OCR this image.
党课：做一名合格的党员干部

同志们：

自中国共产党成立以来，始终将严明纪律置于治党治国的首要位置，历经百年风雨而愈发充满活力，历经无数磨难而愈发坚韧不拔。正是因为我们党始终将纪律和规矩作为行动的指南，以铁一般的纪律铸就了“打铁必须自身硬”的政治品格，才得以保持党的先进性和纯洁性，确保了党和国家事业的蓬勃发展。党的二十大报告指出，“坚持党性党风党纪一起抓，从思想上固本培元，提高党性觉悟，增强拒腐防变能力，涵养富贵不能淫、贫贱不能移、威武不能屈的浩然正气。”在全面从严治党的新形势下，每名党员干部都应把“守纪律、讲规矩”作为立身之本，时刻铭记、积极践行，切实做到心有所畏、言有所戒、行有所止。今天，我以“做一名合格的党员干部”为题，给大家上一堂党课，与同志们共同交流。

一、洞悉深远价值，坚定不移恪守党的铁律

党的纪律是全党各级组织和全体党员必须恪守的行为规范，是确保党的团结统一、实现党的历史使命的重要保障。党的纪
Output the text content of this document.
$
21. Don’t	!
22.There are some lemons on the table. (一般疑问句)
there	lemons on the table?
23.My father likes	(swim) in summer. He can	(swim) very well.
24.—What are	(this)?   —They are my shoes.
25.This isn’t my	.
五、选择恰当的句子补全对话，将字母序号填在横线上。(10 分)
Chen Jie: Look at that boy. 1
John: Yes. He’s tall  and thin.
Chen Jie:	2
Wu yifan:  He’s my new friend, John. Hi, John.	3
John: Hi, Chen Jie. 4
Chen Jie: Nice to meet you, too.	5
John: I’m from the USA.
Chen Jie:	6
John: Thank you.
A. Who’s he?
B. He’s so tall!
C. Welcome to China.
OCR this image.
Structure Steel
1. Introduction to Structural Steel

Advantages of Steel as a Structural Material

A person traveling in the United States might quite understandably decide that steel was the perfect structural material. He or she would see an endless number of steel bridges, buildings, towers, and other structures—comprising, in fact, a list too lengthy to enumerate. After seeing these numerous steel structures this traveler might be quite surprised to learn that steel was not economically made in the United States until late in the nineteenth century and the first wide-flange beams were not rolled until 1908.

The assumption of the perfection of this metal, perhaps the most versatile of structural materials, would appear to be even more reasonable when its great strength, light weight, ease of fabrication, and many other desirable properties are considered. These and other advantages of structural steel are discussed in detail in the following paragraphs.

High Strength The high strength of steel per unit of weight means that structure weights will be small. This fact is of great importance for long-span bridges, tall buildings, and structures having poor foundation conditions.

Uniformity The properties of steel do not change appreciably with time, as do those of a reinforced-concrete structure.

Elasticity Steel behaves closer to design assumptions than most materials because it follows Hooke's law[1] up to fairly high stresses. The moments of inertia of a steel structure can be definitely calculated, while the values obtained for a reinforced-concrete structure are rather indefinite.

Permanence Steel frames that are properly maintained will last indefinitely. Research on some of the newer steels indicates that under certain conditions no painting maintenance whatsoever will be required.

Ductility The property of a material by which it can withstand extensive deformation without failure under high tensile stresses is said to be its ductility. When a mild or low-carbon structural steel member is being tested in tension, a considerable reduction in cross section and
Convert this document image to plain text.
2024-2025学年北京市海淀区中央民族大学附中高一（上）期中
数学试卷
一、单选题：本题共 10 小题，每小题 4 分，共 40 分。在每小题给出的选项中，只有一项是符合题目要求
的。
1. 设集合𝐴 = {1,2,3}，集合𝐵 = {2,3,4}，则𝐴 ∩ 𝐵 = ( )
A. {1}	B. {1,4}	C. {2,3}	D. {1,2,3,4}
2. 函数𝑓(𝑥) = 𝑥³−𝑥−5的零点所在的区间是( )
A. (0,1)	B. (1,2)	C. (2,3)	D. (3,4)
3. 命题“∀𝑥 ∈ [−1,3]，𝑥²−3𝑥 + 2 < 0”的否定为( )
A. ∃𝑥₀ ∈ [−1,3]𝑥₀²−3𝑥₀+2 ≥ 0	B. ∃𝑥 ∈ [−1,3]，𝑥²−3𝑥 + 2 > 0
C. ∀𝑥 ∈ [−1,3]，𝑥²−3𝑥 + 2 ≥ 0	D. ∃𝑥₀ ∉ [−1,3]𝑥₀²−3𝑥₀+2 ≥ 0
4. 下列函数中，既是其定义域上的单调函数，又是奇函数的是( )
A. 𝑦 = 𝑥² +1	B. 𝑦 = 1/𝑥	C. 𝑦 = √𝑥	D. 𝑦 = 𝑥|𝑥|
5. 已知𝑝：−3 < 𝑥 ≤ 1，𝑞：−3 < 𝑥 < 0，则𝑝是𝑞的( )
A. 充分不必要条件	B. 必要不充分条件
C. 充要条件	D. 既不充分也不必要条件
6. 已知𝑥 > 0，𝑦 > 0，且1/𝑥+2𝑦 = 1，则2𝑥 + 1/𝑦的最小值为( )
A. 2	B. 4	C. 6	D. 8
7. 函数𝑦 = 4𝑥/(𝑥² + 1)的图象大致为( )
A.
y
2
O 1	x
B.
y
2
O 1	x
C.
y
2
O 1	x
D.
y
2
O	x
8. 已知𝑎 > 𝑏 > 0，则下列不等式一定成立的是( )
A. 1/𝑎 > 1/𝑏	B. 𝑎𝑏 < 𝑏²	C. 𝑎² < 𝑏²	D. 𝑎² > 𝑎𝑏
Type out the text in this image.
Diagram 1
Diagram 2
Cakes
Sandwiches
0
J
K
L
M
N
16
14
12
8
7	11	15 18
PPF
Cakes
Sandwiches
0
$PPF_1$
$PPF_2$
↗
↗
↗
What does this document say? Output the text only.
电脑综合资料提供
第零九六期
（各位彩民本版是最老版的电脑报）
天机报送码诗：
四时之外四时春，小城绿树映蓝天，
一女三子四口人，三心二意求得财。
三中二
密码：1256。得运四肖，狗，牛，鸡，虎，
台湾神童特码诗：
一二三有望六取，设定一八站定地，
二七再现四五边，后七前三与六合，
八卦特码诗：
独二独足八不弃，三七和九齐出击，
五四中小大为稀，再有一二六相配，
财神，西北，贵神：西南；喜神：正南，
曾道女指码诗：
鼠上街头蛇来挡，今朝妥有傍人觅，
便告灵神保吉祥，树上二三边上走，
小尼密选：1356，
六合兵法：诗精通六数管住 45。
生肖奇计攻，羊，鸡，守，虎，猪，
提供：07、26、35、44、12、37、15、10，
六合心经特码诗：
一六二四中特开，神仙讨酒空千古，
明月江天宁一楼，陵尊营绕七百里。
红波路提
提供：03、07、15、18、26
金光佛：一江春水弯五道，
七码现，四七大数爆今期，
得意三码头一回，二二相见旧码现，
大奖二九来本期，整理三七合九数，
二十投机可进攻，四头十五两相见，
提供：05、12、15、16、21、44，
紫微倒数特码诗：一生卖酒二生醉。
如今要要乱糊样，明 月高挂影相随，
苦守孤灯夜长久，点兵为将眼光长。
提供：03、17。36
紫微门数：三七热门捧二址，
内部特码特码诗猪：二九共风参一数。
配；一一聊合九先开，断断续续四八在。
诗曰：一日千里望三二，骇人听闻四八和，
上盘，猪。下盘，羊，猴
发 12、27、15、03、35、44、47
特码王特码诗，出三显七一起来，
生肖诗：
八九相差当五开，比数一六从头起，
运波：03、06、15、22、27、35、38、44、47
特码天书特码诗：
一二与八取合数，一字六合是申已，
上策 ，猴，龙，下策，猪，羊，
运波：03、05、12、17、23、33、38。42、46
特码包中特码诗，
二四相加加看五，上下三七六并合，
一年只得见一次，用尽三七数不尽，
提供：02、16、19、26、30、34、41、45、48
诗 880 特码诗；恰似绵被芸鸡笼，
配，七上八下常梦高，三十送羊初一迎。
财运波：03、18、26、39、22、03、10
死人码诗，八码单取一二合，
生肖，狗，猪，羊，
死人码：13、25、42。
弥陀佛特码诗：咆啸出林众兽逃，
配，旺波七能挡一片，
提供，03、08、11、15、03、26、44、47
____________________
[Exercise]
Please extract exactly, and only, the lines from the line containing "Type out the text in this image." through the last line of the records.

[Task answer]
Type out the text in this image.
Diagram 1
Diagram 2
Cakes
Sandwiches
0
J
K
L
M
N
16
14
12
8
7	11	15 18
PPF
Cakes
Sandwiches
0
$PPF_1$
$PPF_2$
↗
↗
↗
What does this document say? Output the text only.
电脑综合资料提供
第零九六期
（各位彩民本版是最老版的电脑报）
天机报送码诗：
四时之外四时春，小城绿树映蓝天，
一女三子四口人，三心二意求得财。
三中二
密码：1256。得运四肖，狗，牛，鸡，虎，
台湾神童特码诗：
一二三有望六取，设定一八站定地，
二七再现四五边，后七前三与六合，
八卦特码诗：
独二独足八不弃，三七和九齐出击，
五四中小大为稀，再有一二六相配，
财神，西北，贵神：西南；喜神：正南，
曾道女指码诗：
鼠上街头蛇来挡，今朝妥有傍人觅，
便告灵神保吉祥，树上二三边上走，
小尼密选：1356，
六合兵法：诗精通六数管住 45。
生肖奇计攻，羊，鸡，守，虎，猪，
提供：07、26、35、44、12、37、15、10，
六合心经特码诗：
一六二四中特开，神仙讨酒空千古，
明月江天宁一楼，陵尊营绕七百里。
红波路提
提供：03、07、15、18、26
金光佛：一江春水弯五道，
七码现，四七大数爆今期，
得意三码头一回，二二相见旧码现，
大奖二九来本期，整理三七合九数，
二十投机可进攻，四头十五两相见，
提供：05、12、15、16、21、44，
紫微倒数特码诗：一生卖酒二生醉。
如今要要乱糊样，明 月高挂影相随，
苦守孤灯夜长久，点兵为将眼光长。
提供：03、17。36
紫微门数：三七热门捧二址，
内部特码特码诗猪：二九共风参一数。
配；一一聊合九先开，断断续续四八在。
诗曰：一日千里望三二，骇人听闻四八和，
上盘，猪。下盘，羊，猴
发 12、27、15、03、35、44、47
特码王特码诗，出三显七一起来，
生肖诗：
八九相差当五开，比数一六从头起，
运波：03、06、15、22、27、35、38、44、47
特码天书特码诗：
一二与八取合数，一字六合是申已，
上策 ，猴，龙，下策，猪，羊，
运波：03、05、12、17、23、33、38。42、46
特码包中特码诗，
二四相加加看五，上下三七六并合，
一年只得见一次，用尽三七数不尽，
提供：02、16、19、26、30、34、41、45、48
诗 880 特码诗；恰似绵被芸鸡笼，
配，七上八下常梦高，三十送羊初一迎。
财运波：03、18、26、39、22、03、10
死人码诗，八码单取一二合，
生肖，狗，猪，羊，
死人码：13、25、42。
弥陀佛特码诗：咆啸出林众兽逃，
配，旺波七能挡一片，
提供，03、08、11、15、03、26、44、47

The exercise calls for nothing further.